# start of Material provided

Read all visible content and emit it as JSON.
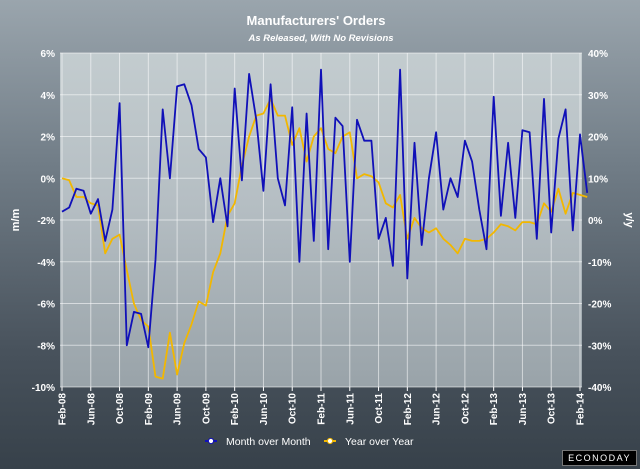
{
  "brand": "ECONODAY",
  "chart_data": {
    "type": "line",
    "title": "Manufacturers' Orders",
    "subtitle": "As Released, With No Revisions",
    "ylabel": "m/m",
    "y2label": "y/y",
    "ylim": [
      -10,
      6
    ],
    "y2lim": [
      -40,
      40
    ],
    "yticks": [
      "6%",
      "4%",
      "2%",
      "0%",
      "-2%",
      "-4%",
      "-6%",
      "-8%",
      "-10%"
    ],
    "y2ticks": [
      "40%",
      "30%",
      "20%",
      "10%",
      "0%",
      "-10%",
      "-20%",
      "-30%",
      "-40%"
    ],
    "x_tick_labels": [
      "Feb-08",
      "Jun-08",
      "Oct-08",
      "Feb-09",
      "Jun-09",
      "Oct-09",
      "Feb-10",
      "Jun-10",
      "Oct-10",
      "Feb-11",
      "Jun-11",
      "Oct-11",
      "Feb-12",
      "Jun-12",
      "Oct-12",
      "Feb-13",
      "Jun-13",
      "Oct-13",
      "Feb-14"
    ],
    "x_tick_months": [
      0,
      4,
      8,
      12,
      16,
      20,
      24,
      28,
      32,
      36,
      40,
      44,
      48,
      52,
      56,
      60,
      64,
      68,
      72
    ],
    "x_range": [
      0,
      72
    ],
    "legend_position": "bottom",
    "series": [
      {
        "name": "Month over Month",
        "axis": "left",
        "color": "#1010b8",
        "values": [
          -1.6,
          -1.4,
          -0.5,
          -0.6,
          -1.7,
          -1.0,
          -3.0,
          -1.5,
          3.6,
          -8.0,
          -6.4,
          -6.5,
          -8.1,
          -3.9,
          3.3,
          0.0,
          4.4,
          4.5,
          3.5,
          1.4,
          1.0,
          -2.1,
          0.0,
          -2.3,
          4.3,
          -0.1,
          5.0,
          2.8,
          -0.6,
          4.5,
          0.0,
          -1.3,
          3.4,
          -4.0,
          3.1,
          -3.0,
          5.2,
          -3.4,
          2.9,
          2.5,
          -4.0,
          2.8,
          1.8,
          1.8,
          -2.9,
          -1.9,
          -4.2,
          5.2,
          -4.8,
          1.7,
          -3.2,
          0.0,
          2.2,
          -1.5,
          0.0,
          -0.9,
          1.8,
          0.8,
          -1.5,
          -3.4,
          3.9,
          -1.8,
          1.7,
          -1.9,
          2.3,
          2.2,
          -2.9,
          3.8,
          -2.6,
          1.9,
          3.3,
          -2.5,
          2.1,
          -0.7
        ]
      },
      {
        "name": "Year over Year",
        "axis": "right",
        "color": "#f2b700",
        "values": [
          10,
          9.5,
          5.5,
          5.5,
          4.0,
          3.5,
          -8.0,
          -4.5,
          -3.5,
          -12.0,
          -20.0,
          -24.0,
          -25.5,
          -37.5,
          -38.0,
          -27.0,
          -37.0,
          -29.5,
          -25.0,
          -19.5,
          -20.5,
          -12.5,
          -8.0,
          1.0,
          4.0,
          13.0,
          20.0,
          25.0,
          25.5,
          29.0,
          25.0,
          25.0,
          18.0,
          22.0,
          14.0,
          20.0,
          22.0,
          17.0,
          16.0,
          20.0,
          21.0,
          10.0,
          11.0,
          10.5,
          9.0,
          4.0,
          3.0,
          6.0,
          -4.5,
          0.5,
          -2.0,
          -3.0,
          -2.0,
          -4.5,
          -6.0,
          -8.0,
          -4.5,
          -5.0,
          -5.0,
          -4.5,
          -3.0,
          -1.0,
          -1.5,
          -2.5,
          -0.5,
          -0.5,
          -1.0,
          4.0,
          2.0,
          7.5,
          1.5,
          6.5,
          6.0,
          5.5
        ]
      }
    ]
  }
}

# end of Material provided

Copy in full each line that holds the word "name".

        "name": "Month over Month",
        "name": "Year over Year",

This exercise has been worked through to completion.